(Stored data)
+++

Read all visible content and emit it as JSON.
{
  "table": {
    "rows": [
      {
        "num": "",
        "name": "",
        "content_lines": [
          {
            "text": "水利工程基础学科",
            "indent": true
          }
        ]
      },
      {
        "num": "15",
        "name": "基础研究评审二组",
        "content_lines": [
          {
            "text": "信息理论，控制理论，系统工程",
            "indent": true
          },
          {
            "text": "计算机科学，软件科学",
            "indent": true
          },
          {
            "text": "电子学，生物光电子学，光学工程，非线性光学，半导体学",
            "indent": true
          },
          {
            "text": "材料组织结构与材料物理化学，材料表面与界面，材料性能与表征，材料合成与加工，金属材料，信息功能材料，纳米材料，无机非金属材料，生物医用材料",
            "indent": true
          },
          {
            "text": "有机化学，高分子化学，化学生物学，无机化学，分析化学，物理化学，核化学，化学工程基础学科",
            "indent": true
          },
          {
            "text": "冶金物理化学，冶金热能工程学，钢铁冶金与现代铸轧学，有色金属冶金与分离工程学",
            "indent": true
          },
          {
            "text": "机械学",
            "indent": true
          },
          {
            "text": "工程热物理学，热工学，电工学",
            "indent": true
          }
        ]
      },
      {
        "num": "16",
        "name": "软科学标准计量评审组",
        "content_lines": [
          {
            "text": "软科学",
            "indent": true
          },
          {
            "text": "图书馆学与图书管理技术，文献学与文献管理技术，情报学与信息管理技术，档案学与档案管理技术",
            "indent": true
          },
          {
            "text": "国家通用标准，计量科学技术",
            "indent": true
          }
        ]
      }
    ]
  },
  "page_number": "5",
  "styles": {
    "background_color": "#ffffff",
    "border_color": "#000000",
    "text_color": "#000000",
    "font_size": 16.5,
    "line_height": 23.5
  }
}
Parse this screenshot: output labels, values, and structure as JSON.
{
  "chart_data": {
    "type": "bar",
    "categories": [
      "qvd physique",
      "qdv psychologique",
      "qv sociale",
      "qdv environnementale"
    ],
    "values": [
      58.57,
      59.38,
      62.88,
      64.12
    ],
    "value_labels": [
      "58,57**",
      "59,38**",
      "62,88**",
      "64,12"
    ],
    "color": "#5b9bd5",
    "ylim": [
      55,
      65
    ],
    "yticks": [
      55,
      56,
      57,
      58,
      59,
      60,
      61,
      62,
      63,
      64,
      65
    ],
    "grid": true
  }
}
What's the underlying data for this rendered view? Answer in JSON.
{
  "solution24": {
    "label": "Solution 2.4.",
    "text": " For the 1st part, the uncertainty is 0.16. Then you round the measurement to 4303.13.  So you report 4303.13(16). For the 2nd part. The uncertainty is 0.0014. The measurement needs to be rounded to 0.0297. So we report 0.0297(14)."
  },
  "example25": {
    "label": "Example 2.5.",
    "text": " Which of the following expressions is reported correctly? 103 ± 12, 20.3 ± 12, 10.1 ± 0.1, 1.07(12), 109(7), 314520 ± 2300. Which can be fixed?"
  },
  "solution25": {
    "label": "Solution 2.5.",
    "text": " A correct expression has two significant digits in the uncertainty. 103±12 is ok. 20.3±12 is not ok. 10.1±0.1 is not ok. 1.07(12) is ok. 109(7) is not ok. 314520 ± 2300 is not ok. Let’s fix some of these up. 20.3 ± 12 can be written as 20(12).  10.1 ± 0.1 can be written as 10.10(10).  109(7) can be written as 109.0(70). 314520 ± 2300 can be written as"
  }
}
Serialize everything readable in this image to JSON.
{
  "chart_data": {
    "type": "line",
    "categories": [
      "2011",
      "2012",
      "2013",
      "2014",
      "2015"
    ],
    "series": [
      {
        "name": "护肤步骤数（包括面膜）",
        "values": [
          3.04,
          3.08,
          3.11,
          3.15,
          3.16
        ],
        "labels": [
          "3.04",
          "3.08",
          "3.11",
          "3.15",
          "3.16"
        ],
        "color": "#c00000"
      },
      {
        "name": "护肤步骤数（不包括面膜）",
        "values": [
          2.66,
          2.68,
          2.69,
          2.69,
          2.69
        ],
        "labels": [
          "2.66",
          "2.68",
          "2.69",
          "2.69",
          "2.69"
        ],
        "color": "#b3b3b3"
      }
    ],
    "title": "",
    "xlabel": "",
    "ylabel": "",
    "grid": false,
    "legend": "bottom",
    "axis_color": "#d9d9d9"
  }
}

+++

■ **Short task**:
Return what is listed above, exactly and completely.

■ **Written response**:
Read all visible content and emit it as JSON.
{
  "table": {
    "rows": [
      {
        "num": "",
        "name": "",
        "content_lines": [
          {
            "text": "水利工程基础学科",
            "indent": true
          }
        ]
      },
      {
        "num": "15",
        "name": "基础研究评审二组",
        "content_lines": [
          {
            "text": "信息理论，控制理论，系统工程",
            "indent": true
          },
          {
            "text": "计算机科学，软件科学",
            "indent": true
          },
          {
            "text": "电子学，生物光电子学，光学工程，非线性光学，半导体学",
            "indent": true
          },
          {
            "text": "材料组织结构与材料物理化学，材料表面与界面，材料性能与表征，材料合成与加工，金属材料，信息功能材料，纳米材料，无机非金属材料，生物医用材料",
            "indent": true
          },
          {
            "text": "有机化学，高分子化学，化学生物学，无机化学，分析化学，物理化学，核化学，化学工程基础学科",
            "indent": true
          },
          {
            "text": "冶金物理化学，冶金热能工程学，钢铁冶金与现代铸轧学，有色金属冶金与分离工程学",
            "indent": true
          },
          {
            "text": "机械学",
            "indent": true
          },
          {
            "text": "工程热物理学，热工学，电工学",
            "indent": true
          }
        ]
      },
      {
        "num": "16",
        "name": "软科学标准计量评审组",
        "content_lines": [
          {
            "text": "软科学",
            "indent": true
          },
          {
            "text": "图书馆学与图书管理技术，文献学与文献管理技术，情报学与信息管理技术，档案学与档案管理技术",
            "indent": true
          },
          {
            "text": "国家通用标准，计量科学技术",
            "indent": true
          }
        ]
      }
    ]
  },
  "page_number": "5",
  "styles": {
    "background_color": "#ffffff",
    "border_color": "#000000",
    "text_color": "#000000",
    "font_size": 16.5,
    "line_height": 23.5
  }
}
Parse this screenshot: output labels, values, and structure as JSON.
{
  "chart_data": {
    "type": "bar",
    "categories": [
      "qvd physique",
      "qdv psychologique",
      "qv sociale",
      "qdv environnementale"
    ],
    "values": [
      58.57,
      59.38,
      62.88,
      64.12
    ],
    "value_labels": [
      "58,57**",
      "59,38**",
      "62,88**",
      "64,12"
    ],
    "color": "#5b9bd5",
    "ylim": [
      55,
      65
    ],
    "yticks": [
      55,
      56,
      57,
      58,
      59,
      60,
      61,
      62,
      63,
      64,
      65
    ],
    "grid": true
  }
}
What's the underlying data for this rendered view? Answer in JSON.
{
  "solution24": {
    "label": "Solution 2.4.",
    "text": " For the 1st part, the uncertainty is 0.16. Then you round the measurement to 4303.13.  So you report 4303.13(16). For the 2nd part. The uncertainty is 0.0014. The measurement needs to be rounded to 0.0297. So we report 0.0297(14)."
  },
  "example25": {
    "label": "Example 2.5.",
    "text": " Which of the following expressions is reported correctly? 103 ± 12, 20.3 ± 12, 10.1 ± 0.1, 1.07(12), 109(7), 314520 ± 2300. Which can be fixed?"
  },
  "solution25": {
    "label": "Solution 2.5.",
    "text": " A correct expression has two significant digits in the uncertainty. 103±12 is ok. 20.3±12 is not ok. 10.1±0.1 is not ok. 1.07(12) is ok. 109(7) is not ok. 314520 ± 2300 is not ok. Let’s fix some of these up. 20.3 ± 12 can be written as 20(12).  10.1 ± 0.1 can be written as 10.10(10).  109(7) can be written as 109.0(70). 314520 ± 2300 can be written as"
  }
}
Serialize everything readable in this image to JSON.
{
  "chart_data": {
    "type": "line",
    "categories": [
      "2011",
      "2012",
      "2013",
      "2014",
      "2015"
    ],
    "series": [
      {
        "name": "护肤步骤数（包括面膜）",
        "values": [
          3.04,
          3.08,
          3.11,
          3.15,
          3.16
        ],
        "labels": [
          "3.04",
          "3.08",
          "3.11",
          "3.15",
          "3.16"
        ],
        "color": "#c00000"
      },
      {
        "name": "护肤步骤数（不包括面膜）",
        "values": [
          2.66,
          2.68,
          2.69,
          2.69,
          2.69
        ],
        "labels": [
          "2.66",
          "2.68",
          "2.69",
          "2.69",
          "2.69"
        ],
        "color": "#b3b3b3"
      }
    ],
    "title": "",
    "xlabel": "",
    "ylabel": "",
    "grid": false,
    "legend": "bottom",
    "axis_color": "#d9d9d9"
  }
}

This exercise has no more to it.